» **Problem requirements**
Quote, without change, all of the lines that follow.

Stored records
--

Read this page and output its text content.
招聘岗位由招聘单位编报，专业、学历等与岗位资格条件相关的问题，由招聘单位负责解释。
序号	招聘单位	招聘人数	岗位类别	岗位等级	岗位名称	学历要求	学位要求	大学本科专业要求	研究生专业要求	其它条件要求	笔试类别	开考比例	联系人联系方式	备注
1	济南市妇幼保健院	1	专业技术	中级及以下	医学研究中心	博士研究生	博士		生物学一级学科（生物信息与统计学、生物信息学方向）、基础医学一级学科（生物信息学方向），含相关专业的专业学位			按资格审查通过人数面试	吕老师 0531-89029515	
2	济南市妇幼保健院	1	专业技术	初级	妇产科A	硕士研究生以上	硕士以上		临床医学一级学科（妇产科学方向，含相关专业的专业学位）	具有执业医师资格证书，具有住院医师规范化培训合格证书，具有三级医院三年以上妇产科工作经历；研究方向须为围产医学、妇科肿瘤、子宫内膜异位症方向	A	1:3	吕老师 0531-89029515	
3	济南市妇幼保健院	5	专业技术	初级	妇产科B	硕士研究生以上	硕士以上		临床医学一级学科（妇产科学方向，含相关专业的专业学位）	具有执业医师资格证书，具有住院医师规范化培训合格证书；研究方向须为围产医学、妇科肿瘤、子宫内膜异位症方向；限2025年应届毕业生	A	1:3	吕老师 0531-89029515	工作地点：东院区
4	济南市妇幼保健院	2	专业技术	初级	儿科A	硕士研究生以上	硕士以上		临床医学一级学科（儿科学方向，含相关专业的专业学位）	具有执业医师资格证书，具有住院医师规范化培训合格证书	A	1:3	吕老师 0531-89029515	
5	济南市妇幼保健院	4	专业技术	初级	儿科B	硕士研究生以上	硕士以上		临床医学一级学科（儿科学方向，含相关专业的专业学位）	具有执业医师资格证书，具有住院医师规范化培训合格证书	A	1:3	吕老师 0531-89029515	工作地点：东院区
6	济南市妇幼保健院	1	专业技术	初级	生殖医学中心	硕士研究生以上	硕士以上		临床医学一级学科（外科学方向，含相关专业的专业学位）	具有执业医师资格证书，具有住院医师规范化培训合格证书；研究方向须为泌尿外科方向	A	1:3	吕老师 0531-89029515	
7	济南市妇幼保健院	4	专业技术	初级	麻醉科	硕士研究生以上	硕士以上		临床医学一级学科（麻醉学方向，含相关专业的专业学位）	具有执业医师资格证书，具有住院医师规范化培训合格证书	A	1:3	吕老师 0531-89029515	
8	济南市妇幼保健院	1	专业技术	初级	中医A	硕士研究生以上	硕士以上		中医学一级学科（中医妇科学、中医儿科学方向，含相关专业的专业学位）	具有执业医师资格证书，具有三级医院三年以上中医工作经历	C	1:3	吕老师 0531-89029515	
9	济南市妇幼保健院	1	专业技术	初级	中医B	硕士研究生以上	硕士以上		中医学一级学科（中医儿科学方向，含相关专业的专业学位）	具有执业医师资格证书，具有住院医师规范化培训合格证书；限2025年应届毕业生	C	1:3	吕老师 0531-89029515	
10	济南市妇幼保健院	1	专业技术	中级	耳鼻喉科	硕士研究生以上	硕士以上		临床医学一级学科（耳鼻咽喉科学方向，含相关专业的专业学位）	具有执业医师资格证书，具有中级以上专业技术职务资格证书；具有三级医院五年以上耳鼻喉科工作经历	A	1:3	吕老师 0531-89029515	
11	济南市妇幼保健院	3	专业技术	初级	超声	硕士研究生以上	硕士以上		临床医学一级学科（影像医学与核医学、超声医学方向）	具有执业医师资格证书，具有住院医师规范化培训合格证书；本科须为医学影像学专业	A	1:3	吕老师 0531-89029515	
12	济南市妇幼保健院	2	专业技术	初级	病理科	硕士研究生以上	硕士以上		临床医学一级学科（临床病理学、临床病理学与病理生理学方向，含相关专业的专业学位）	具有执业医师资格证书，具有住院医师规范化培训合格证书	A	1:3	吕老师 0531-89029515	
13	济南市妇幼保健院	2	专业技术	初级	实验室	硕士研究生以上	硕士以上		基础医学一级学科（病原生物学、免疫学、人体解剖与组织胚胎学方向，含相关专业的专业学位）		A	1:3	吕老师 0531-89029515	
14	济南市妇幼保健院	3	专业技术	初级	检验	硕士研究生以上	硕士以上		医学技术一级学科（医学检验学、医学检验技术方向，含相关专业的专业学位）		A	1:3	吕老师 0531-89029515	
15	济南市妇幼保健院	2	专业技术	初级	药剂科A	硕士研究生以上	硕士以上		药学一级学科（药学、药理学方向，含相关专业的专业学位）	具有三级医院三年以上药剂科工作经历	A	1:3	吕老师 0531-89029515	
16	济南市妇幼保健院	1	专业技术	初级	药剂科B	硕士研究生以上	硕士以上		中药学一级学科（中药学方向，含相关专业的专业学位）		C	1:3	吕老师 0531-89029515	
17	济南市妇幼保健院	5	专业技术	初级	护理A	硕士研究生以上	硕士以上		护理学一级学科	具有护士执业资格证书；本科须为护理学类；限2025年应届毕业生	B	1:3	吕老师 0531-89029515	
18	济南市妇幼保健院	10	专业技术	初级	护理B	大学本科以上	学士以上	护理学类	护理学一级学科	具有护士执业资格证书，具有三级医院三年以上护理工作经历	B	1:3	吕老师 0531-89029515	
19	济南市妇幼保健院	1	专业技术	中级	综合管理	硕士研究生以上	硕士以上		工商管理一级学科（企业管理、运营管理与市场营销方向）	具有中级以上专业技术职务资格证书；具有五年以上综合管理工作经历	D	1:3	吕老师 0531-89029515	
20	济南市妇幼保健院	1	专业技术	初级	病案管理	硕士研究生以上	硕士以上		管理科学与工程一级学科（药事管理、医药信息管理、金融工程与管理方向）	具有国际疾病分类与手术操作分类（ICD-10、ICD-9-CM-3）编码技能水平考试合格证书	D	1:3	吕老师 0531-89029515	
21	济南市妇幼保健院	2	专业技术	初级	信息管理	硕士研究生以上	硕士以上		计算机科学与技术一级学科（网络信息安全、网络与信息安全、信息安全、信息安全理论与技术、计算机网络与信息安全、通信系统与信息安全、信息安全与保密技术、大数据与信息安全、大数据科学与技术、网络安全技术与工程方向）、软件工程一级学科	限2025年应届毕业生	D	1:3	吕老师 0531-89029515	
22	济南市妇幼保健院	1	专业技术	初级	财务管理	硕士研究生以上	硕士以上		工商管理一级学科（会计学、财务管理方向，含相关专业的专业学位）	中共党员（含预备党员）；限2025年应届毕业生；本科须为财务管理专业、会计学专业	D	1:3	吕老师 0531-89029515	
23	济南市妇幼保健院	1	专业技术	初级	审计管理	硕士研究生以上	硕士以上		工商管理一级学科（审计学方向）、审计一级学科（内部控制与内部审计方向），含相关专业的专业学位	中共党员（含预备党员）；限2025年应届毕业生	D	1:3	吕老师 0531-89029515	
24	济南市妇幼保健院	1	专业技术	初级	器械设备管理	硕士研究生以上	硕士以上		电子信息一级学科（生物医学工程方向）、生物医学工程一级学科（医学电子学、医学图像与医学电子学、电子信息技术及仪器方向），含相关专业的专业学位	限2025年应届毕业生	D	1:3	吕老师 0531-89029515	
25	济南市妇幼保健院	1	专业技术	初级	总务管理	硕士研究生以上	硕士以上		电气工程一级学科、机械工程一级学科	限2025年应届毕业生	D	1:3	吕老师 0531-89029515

--

» **Output of the task**
Read this page and output its text content.
招聘岗位由招聘单位编报，专业、学历等与岗位资格条件相关的问题，由招聘单位负责解释。
序号	招聘单位	招聘人数	岗位类别	岗位等级	岗位名称	学历要求	学位要求	大学本科专业要求	研究生专业要求	其它条件要求	笔试类别	开考比例	联系人联系方式	备注
1	济南市妇幼保健院	1	专业技术	中级及以下	医学研究中心	博士研究生	博士		生物学一级学科（生物信息与统计学、生物信息学方向）、基础医学一级学科（生物信息学方向），含相关专业的专业学位			按资格审查通过人数面试	吕老师 0531-89029515	
2	济南市妇幼保健院	1	专业技术	初级	妇产科A	硕士研究生以上	硕士以上		临床医学一级学科（妇产科学方向，含相关专业的专业学位）	具有执业医师资格证书，具有住院医师规范化培训合格证书，具有三级医院三年以上妇产科工作经历；研究方向须为围产医学、妇科肿瘤、子宫内膜异位症方向	A	1:3	吕老师 0531-89029515	
3	济南市妇幼保健院	5	专业技术	初级	妇产科B	硕士研究生以上	硕士以上		临床医学一级学科（妇产科学方向，含相关专业的专业学位）	具有执业医师资格证书，具有住院医师规范化培训合格证书；研究方向须为围产医学、妇科肿瘤、子宫内膜异位症方向；限2025年应届毕业生	A	1:3	吕老师 0531-89029515	工作地点：东院区
4	济南市妇幼保健院	2	专业技术	初级	儿科A	硕士研究生以上	硕士以上		临床医学一级学科（儿科学方向，含相关专业的专业学位）	具有执业医师资格证书，具有住院医师规范化培训合格证书	A	1:3	吕老师 0531-89029515	
5	济南市妇幼保健院	4	专业技术	初级	儿科B	硕士研究生以上	硕士以上		临床医学一级学科（儿科学方向，含相关专业的专业学位）	具有执业医师资格证书，具有住院医师规范化培训合格证书	A	1:3	吕老师 0531-89029515	工作地点：东院区
6	济南市妇幼保健院	1	专业技术	初级	生殖医学中心	硕士研究生以上	硕士以上		临床医学一级学科（外科学方向，含相关专业的专业学位）	具有执业医师资格证书，具有住院医师规范化培训合格证书；研究方向须为泌尿外科方向	A	1:3	吕老师 0531-89029515	
7	济南市妇幼保健院	4	专业技术	初级	麻醉科	硕士研究生以上	硕士以上		临床医学一级学科（麻醉学方向，含相关专业的专业学位）	具有执业医师资格证书，具有住院医师规范化培训合格证书	A	1:3	吕老师 0531-89029515	
8	济南市妇幼保健院	1	专业技术	初级	中医A	硕士研究生以上	硕士以上		中医学一级学科（中医妇科学、中医儿科学方向，含相关专业的专业学位）	具有执业医师资格证书，具有三级医院三年以上中医工作经历	C	1:3	吕老师 0531-89029515	
9	济南市妇幼保健院	1	专业技术	初级	中医B	硕士研究生以上	硕士以上		中医学一级学科（中医儿科学方向，含相关专业的专业学位）	具有执业医师资格证书，具有住院医师规范化培训合格证书；限2025年应届毕业生	C	1:3	吕老师 0531-89029515	
10	济南市妇幼保健院	1	专业技术	中级	耳鼻喉科	硕士研究生以上	硕士以上		临床医学一级学科（耳鼻咽喉科学方向，含相关专业的专业学位）	具有执业医师资格证书，具有中级以上专业技术职务资格证书；具有三级医院五年以上耳鼻喉科工作经历	A	1:3	吕老师 0531-89029515	
11	济南市妇幼保健院	3	专业技术	初级	超声	硕士研究生以上	硕士以上		临床医学一级学科（影像医学与核医学、超声医学方向）	具有执业医师资格证书，具有住院医师规范化培训合格证书；本科须为医学影像学专业	A	1:3	吕老师 0531-89029515	
12	济南市妇幼保健院	2	专业技术	初级	病理科	硕士研究生以上	硕士以上		临床医学一级学科（临床病理学、临床病理学与病理生理学方向，含相关专业的专业学位）	具有执业医师资格证书，具有住院医师规范化培训合格证书	A	1:3	吕老师 0531-89029515	
13	济南市妇幼保健院	2	专业技术	初级	实验室	硕士研究生以上	硕士以上		基础医学一级学科（病原生物学、免疫学、人体解剖与组织胚胎学方向，含相关专业的专业学位）		A	1:3	吕老师 0531-89029515	
14	济南市妇幼保健院	3	专业技术	初级	检验	硕士研究生以上	硕士以上		医学技术一级学科（医学检验学、医学检验技术方向，含相关专业的专业学位）		A	1:3	吕老师 0531-89029515	
15	济南市妇幼保健院	2	专业技术	初级	药剂科A	硕士研究生以上	硕士以上		药学一级学科（药学、药理学方向，含相关专业的专业学位）	具有三级医院三年以上药剂科工作经历	A	1:3	吕老师 0531-89029515	
16	济南市妇幼保健院	1	专业技术	初级	药剂科B	硕士研究生以上	硕士以上		中药学一级学科（中药学方向，含相关专业的专业学位）		C	1:3	吕老师 0531-89029515	
17	济南市妇幼保健院	5	专业技术	初级	护理A	硕士研究生以上	硕士以上		护理学一级学科	具有护士执业资格证书；本科须为护理学类；限2025年应届毕业生	B	1:3	吕老师 0531-89029515	
18	济南市妇幼保健院	10	专业技术	初级	护理B	大学本科以上	学士以上	护理学类	护理学一级学科	具有护士执业资格证书，具有三级医院三年以上护理工作经历	B	1:3	吕老师 0531-89029515	
19	济南市妇幼保健院	1	专业技术	中级	综合管理	硕士研究生以上	硕士以上		工商管理一级学科（企业管理、运营管理与市场营销方向）	具有中级以上专业技术职务资格证书；具有五年以上综合管理工作经历	D	1:3	吕老师 0531-89029515	
20	济南市妇幼保健院	1	专业技术	初级	病案管理	硕士研究生以上	硕士以上		管理科学与工程一级学科（药事管理、医药信息管理、金融工程与管理方向）	具有国际疾病分类与手术操作分类（ICD-10、ICD-9-CM-3）编码技能水平考试合格证书	D	1:3	吕老师 0531-89029515	
21	济南市妇幼保健院	2	专业技术	初级	信息管理	硕士研究生以上	硕士以上		计算机科学与技术一级学科（网络信息安全、网络与信息安全、信息安全、信息安全理论与技术、计算机网络与信息安全、通信系统与信息安全、信息安全与保密技术、大数据与信息安全、大数据科学与技术、网络安全技术与工程方向）、软件工程一级学科	限2025年应届毕业生	D	1:3	吕老师 0531-89029515	
22	济南市妇幼保健院	1	专业技术	初级	财务管理	硕士研究生以上	硕士以上		工商管理一级学科（会计学、财务管理方向，含相关专业的专业学位）	中共党员（含预备党员）；限2025年应届毕业生；本科须为财务管理专业、会计学专业	D	1:3	吕老师 0531-89029515	
23	济南市妇幼保健院	1	专业技术	初级	审计管理	硕士研究生以上	硕士以上		工商管理一级学科（审计学方向）、审计一级学科（内部控制与内部审计方向），含相关专业的专业学位	中共党员（含预备党员）；限2025年应届毕业生	D	1:3	吕老师 0531-89029515	
24	济南市妇幼保健院	1	专业技术	初级	器械设备管理	硕士研究生以上	硕士以上		电子信息一级学科（生物医学工程方向）、生物医学工程一级学科（医学电子学、医学图像与医学电子学、电子信息技术及仪器方向），含相关专业的专业学位	限2025年应届毕业生	D	1:3	吕老师 0531-89029515	
25	济南市妇幼保健院	1	专业技术	初级	总务管理	硕士研究生以上	硕士以上		电气工程一级学科、机械工程一级学科	限2025年应届毕业生	D	1:3	吕老师 0531-89029515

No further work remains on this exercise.